**WORK REQUIRED:**
Starting at the line with "Transcribe this image's", return every line through the final one of the data, word for word. Pictures stay out.

§ §

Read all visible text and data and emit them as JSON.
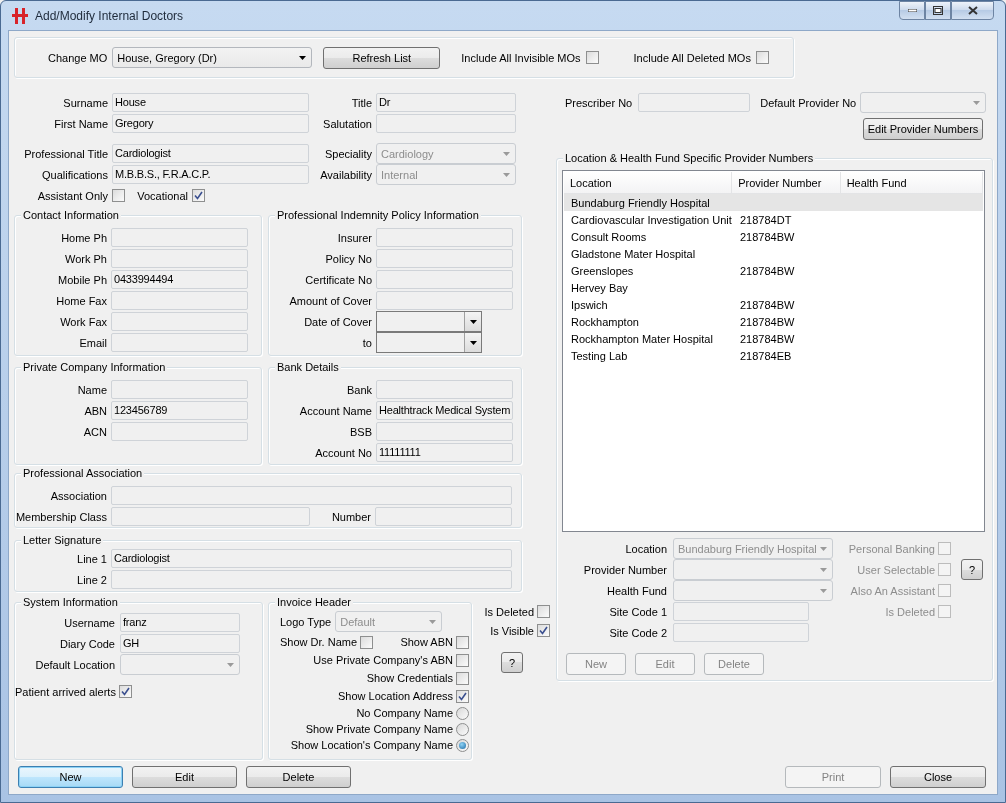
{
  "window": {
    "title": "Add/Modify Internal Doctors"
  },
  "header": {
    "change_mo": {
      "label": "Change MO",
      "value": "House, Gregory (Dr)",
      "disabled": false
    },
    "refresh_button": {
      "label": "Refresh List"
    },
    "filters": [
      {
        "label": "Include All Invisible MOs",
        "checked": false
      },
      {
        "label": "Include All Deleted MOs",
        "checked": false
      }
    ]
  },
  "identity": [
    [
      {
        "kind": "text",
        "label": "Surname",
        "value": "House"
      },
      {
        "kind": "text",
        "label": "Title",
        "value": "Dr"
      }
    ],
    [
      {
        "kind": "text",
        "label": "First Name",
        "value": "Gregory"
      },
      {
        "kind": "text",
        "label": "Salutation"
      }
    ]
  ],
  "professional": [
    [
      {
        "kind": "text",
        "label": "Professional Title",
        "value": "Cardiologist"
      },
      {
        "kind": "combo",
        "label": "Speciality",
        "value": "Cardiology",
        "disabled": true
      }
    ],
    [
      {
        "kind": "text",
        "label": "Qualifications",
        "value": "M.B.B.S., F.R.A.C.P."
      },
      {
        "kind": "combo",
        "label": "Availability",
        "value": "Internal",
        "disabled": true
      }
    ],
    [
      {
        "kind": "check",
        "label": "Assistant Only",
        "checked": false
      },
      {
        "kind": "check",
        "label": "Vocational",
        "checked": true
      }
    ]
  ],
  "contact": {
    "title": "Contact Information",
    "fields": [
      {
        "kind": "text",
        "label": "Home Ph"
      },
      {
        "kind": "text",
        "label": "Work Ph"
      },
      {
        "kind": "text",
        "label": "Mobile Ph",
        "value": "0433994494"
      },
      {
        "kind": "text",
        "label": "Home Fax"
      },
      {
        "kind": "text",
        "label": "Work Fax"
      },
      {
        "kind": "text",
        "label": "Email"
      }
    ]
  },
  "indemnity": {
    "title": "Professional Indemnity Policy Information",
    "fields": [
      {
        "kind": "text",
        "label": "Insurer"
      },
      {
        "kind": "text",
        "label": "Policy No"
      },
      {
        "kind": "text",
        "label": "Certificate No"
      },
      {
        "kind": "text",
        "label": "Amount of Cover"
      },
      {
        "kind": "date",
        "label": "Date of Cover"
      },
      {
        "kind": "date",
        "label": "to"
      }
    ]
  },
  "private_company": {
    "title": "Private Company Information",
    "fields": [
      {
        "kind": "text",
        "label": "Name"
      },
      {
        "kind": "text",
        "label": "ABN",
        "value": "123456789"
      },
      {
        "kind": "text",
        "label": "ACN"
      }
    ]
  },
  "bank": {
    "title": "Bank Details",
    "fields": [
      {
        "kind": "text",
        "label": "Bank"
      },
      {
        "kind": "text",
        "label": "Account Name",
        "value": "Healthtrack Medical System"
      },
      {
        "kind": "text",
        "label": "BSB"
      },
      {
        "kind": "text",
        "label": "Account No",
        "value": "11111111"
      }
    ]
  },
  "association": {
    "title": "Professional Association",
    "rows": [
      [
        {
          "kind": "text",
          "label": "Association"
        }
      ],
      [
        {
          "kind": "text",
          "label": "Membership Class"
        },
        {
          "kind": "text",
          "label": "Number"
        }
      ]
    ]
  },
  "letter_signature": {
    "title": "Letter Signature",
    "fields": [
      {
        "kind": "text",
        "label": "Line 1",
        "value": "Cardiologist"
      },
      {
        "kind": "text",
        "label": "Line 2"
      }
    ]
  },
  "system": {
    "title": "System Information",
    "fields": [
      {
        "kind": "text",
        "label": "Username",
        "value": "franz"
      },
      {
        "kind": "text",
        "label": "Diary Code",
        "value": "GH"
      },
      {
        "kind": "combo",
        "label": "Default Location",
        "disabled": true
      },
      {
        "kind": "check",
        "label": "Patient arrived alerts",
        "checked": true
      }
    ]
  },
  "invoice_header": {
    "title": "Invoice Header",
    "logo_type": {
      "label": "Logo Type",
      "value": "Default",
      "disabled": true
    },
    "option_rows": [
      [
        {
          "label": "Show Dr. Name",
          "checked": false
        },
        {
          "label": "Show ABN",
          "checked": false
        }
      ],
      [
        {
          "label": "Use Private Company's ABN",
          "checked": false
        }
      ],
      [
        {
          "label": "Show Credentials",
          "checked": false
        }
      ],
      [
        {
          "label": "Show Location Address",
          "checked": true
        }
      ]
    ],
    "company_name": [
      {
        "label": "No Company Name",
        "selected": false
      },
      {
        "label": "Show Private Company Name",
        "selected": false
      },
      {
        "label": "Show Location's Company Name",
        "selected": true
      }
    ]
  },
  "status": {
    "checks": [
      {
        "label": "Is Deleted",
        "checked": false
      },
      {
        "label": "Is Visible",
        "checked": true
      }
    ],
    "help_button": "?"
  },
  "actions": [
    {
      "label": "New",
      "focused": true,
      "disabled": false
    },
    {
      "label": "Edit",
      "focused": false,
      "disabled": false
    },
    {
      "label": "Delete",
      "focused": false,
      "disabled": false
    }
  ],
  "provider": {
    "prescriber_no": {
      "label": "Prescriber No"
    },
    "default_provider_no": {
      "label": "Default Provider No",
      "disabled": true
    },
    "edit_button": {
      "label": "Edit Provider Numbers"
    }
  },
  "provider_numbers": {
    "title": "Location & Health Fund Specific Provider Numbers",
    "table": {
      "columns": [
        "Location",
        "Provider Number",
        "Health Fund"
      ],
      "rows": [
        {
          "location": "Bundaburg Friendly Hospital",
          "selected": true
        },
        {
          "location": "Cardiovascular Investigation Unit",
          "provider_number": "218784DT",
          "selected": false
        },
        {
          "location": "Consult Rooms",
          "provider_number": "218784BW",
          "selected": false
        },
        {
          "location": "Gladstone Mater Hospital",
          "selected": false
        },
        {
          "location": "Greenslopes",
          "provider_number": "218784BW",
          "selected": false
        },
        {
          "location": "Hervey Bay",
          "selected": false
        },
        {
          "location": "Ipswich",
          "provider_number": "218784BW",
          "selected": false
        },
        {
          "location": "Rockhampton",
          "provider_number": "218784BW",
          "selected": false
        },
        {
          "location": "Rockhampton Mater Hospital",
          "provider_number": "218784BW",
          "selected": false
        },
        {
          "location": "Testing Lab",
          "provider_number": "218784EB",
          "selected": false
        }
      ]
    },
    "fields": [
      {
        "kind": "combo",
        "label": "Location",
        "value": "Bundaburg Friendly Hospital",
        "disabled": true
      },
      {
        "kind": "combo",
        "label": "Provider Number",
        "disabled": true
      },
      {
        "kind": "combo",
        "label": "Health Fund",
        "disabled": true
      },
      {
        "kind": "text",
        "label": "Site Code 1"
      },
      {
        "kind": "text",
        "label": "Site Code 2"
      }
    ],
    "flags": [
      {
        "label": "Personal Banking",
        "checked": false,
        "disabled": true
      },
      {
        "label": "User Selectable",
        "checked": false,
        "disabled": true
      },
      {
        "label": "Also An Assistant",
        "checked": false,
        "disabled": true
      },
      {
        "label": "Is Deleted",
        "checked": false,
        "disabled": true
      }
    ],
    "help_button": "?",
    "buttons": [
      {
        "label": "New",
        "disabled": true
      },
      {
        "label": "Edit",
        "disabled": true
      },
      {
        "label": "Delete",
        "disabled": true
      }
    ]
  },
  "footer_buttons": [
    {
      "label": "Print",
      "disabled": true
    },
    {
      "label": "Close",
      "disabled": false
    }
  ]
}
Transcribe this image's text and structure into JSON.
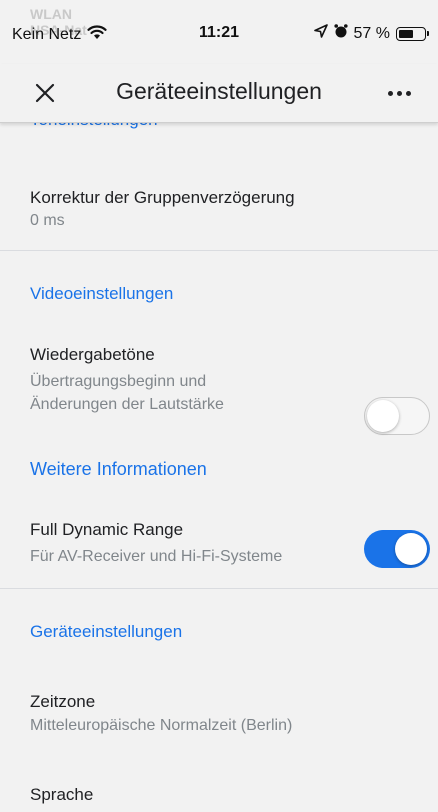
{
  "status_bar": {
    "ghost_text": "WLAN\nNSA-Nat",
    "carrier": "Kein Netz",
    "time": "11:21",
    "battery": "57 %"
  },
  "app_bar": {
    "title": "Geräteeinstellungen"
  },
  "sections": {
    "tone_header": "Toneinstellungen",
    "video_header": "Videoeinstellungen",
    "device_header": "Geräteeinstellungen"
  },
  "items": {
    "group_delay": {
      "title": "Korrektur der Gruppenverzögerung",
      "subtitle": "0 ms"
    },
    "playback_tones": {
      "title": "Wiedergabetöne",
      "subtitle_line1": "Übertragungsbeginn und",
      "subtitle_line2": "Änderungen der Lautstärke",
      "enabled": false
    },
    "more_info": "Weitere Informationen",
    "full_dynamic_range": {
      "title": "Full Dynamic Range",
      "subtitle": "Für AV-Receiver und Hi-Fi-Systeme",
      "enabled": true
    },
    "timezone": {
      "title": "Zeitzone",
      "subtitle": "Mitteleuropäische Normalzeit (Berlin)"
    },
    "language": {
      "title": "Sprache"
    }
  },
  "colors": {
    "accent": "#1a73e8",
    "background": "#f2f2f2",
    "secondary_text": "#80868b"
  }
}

§ §

**EXERCISE RESULT:**
Transcribe this image's text and structure into JSON.
{
  "status_bar": {
    "ghost_text": "WLAN\nNSA-Nat",
    "carrier": "Kein Netz",
    "time": "11:21",
    "battery": "57 %"
  },
  "app_bar": {
    "title": "Geräteeinstellungen"
  },
  "sections": {
    "tone_header": "Toneinstellungen",
    "video_header": "Videoeinstellungen",
    "device_header": "Geräteeinstellungen"
  },
  "items": {
    "group_delay": {
      "title": "Korrektur der Gruppenverzögerung",
      "subtitle": "0 ms"
    },
    "playback_tones": {
      "title": "Wiedergabetöne",
      "subtitle_line1": "Übertragungsbeginn und",
      "subtitle_line2": "Änderungen der Lautstärke",
      "enabled": false
    },
    "more_info": "Weitere Informationen",
    "full_dynamic_range": {
      "title": "Full Dynamic Range",
      "subtitle": "Für AV-Receiver und Hi-Fi-Systeme",
      "enabled": true
    },
    "timezone": {
      "title": "Zeitzone",
      "subtitle": "Mitteleuropäische Normalzeit (Berlin)"
    },
    "language": {
      "title": "Sprache"
    }
  },
  "colors": {
    "accent": "#1a73e8",
    "background": "#f2f2f2",
    "secondary_text": "#80868b"
  }
}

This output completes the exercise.